Read the entries below and pull out each line with the string "Immunophenotype".

----- Extracted data

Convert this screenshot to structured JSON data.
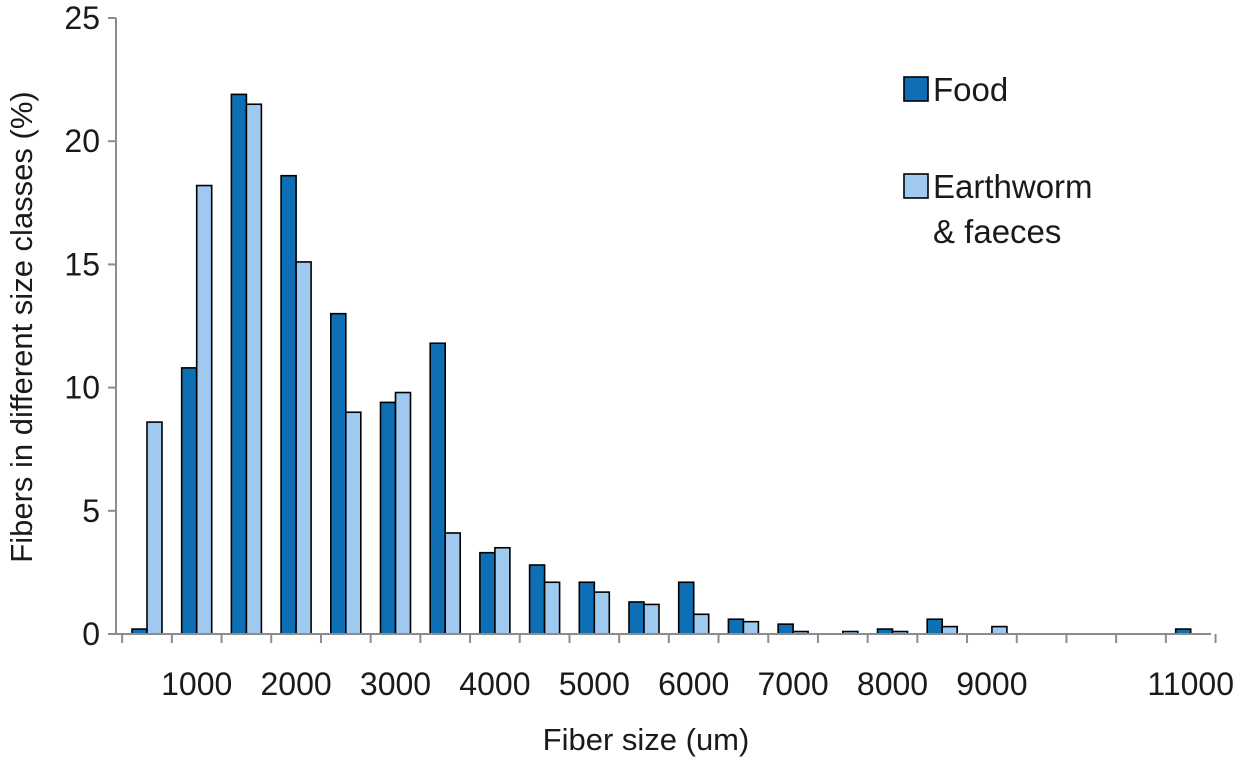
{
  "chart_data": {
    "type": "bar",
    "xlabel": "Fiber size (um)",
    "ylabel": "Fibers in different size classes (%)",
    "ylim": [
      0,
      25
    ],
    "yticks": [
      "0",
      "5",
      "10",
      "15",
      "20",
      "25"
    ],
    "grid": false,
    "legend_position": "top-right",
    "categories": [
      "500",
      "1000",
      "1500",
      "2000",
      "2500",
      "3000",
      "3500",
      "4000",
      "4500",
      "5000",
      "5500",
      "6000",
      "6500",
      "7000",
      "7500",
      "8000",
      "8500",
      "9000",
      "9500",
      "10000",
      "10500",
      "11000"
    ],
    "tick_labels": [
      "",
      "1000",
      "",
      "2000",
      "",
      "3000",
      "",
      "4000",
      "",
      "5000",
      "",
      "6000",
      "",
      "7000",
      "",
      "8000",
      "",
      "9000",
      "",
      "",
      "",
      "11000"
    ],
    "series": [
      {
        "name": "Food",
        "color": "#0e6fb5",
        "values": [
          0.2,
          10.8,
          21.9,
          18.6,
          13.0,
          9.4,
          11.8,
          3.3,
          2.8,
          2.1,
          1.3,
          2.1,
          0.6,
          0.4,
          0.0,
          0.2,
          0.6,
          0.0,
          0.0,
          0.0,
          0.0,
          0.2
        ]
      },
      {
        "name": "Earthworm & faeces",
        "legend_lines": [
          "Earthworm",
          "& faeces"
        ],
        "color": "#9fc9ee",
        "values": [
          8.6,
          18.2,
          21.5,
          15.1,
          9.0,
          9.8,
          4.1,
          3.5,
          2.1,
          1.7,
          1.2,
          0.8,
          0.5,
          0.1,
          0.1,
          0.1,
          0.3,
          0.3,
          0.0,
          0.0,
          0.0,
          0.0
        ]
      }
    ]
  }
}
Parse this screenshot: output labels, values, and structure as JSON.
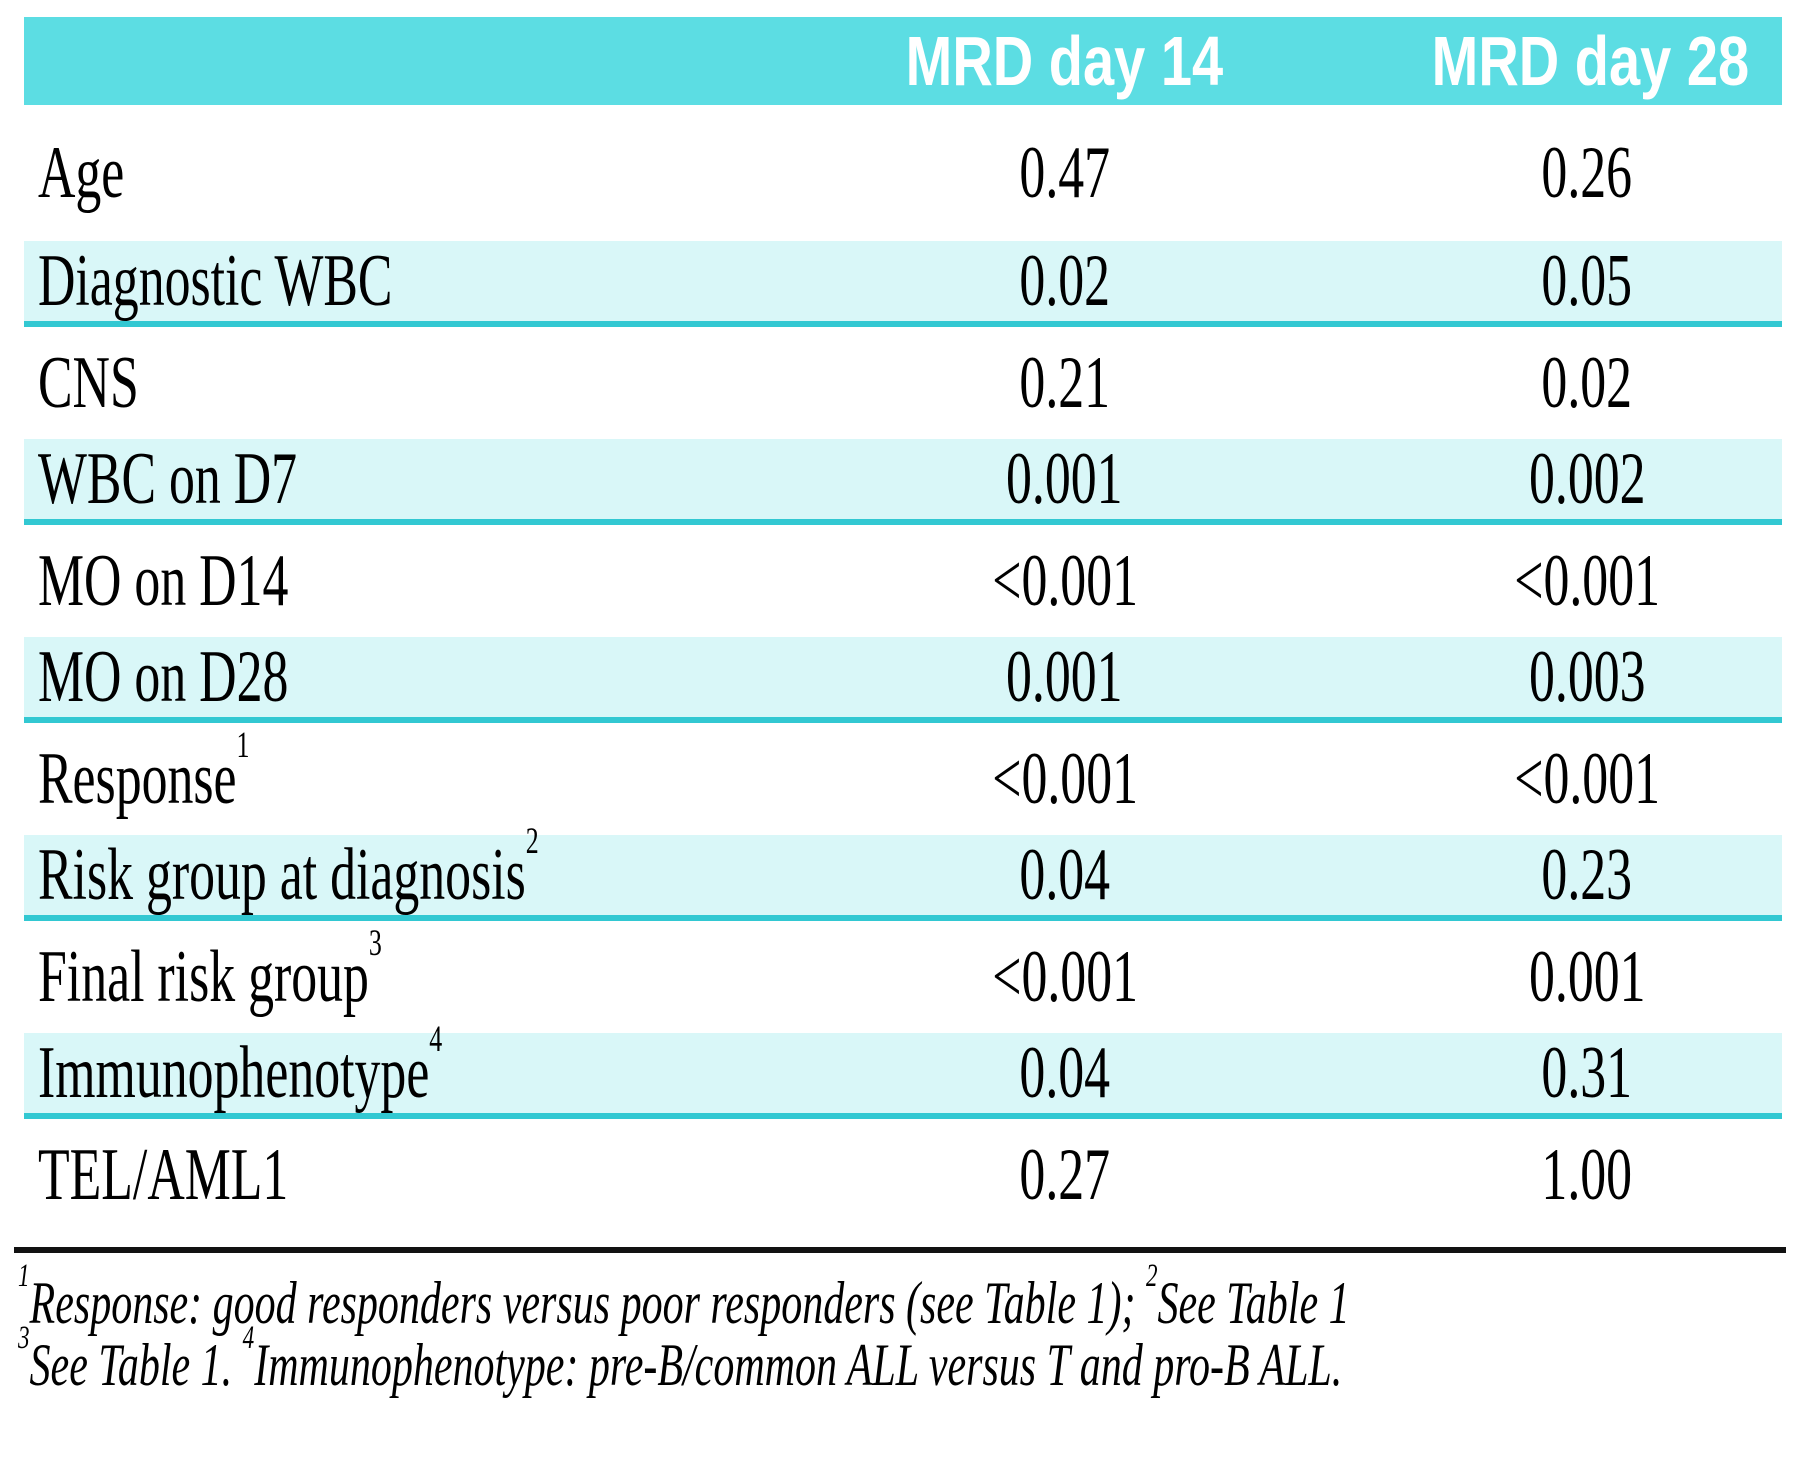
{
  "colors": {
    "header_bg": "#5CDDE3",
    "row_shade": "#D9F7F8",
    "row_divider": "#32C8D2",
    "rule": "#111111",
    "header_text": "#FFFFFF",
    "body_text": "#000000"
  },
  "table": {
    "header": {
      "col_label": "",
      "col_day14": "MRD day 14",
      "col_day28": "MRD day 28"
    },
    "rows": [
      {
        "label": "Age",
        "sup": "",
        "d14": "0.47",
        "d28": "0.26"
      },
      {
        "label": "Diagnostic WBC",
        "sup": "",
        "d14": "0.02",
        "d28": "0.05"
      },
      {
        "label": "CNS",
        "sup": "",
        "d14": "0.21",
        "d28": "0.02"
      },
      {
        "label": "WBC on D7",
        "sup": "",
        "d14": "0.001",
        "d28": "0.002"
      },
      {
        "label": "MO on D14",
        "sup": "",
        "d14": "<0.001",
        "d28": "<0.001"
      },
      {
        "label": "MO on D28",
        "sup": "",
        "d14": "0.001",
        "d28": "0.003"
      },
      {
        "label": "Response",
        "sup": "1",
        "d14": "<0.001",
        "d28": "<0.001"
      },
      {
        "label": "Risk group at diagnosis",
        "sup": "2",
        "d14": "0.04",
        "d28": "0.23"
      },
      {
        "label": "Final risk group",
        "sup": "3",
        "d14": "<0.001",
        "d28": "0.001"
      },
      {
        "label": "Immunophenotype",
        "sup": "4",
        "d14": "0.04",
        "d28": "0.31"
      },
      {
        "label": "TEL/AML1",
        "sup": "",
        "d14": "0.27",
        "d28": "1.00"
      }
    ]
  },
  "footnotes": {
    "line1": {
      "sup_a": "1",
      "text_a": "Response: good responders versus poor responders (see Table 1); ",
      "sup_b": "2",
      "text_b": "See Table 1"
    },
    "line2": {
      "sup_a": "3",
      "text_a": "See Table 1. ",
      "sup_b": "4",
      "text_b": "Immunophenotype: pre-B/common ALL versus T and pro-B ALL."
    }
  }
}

----------

▶ **Exercise answer**:
        "label": "Immunophenotype",
      "text_b": "Immunophenotype: pre-B/common ALL versus T and pro-B ALL."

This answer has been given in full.